*WHAT YOU SHOULD DO*.
Strip the pictures and reproduce the rest of the listing exactly.

>>>>

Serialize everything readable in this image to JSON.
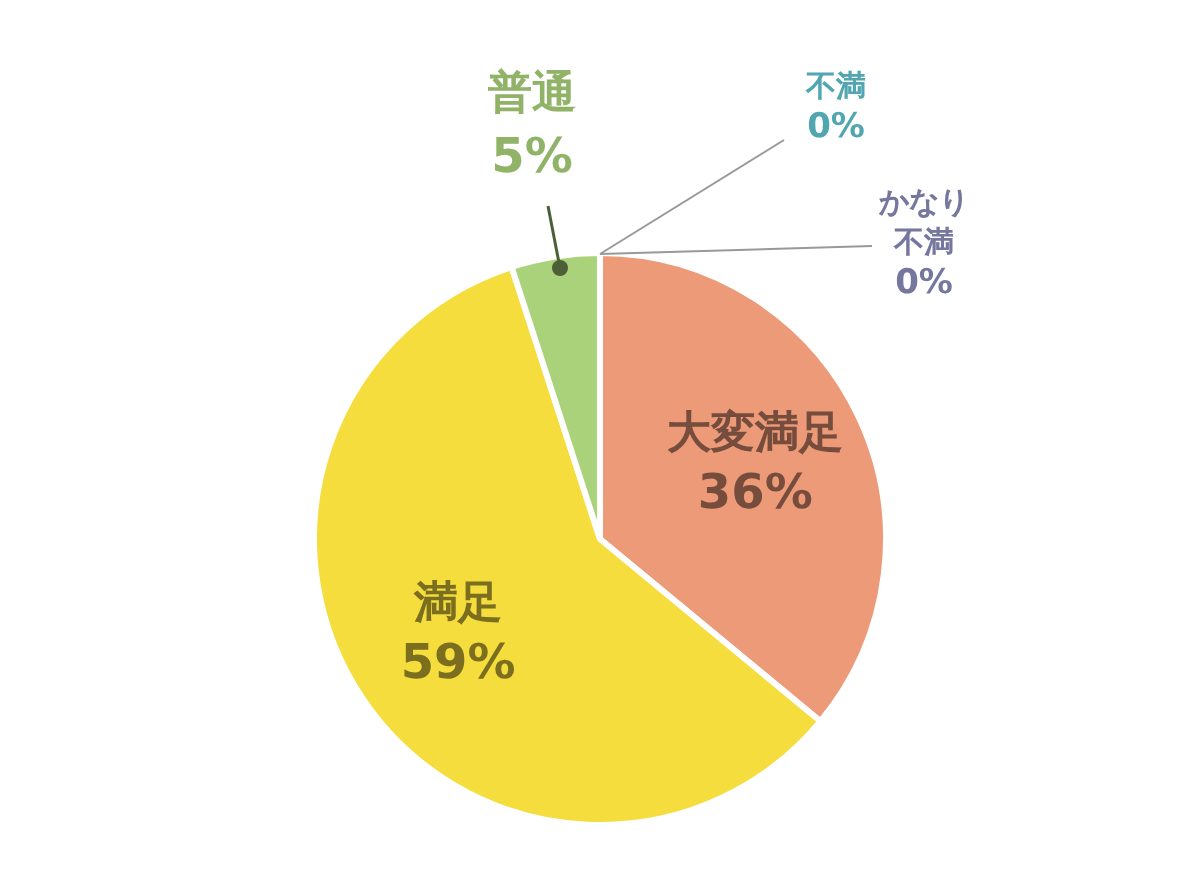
{
  "chart_data": {
    "type": "pie",
    "categories": [
      "大変満足",
      "満足",
      "普通",
      "不満",
      "かなり不満"
    ],
    "values": [
      36,
      59,
      5,
      0,
      0
    ],
    "colors": [
      "#ec9a78",
      "#f6dd3e",
      "#a9d27a",
      "#5fc3cf",
      "#9c9fd2"
    ],
    "value_labels": [
      "36%",
      "59%",
      "5%",
      "0%",
      "0%"
    ],
    "legend": false
  }
}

<<<<

*REPLY*.
Serialize everything readable in this image to JSON.
{
  "chart_data": {
    "type": "pie",
    "categories": [
      "大変満足",
      "満足",
      "普通",
      "不満",
      "かなり不満"
    ],
    "values": [
      36,
      59,
      5,
      0,
      0
    ],
    "colors": [
      "#ec9a78",
      "#f6dd3e",
      "#a9d27a",
      "#5fc3cf",
      "#9c9fd2"
    ],
    "value_labels": [
      "36%",
      "59%",
      "5%",
      "0%",
      "0%"
    ],
    "legend": false
  }
}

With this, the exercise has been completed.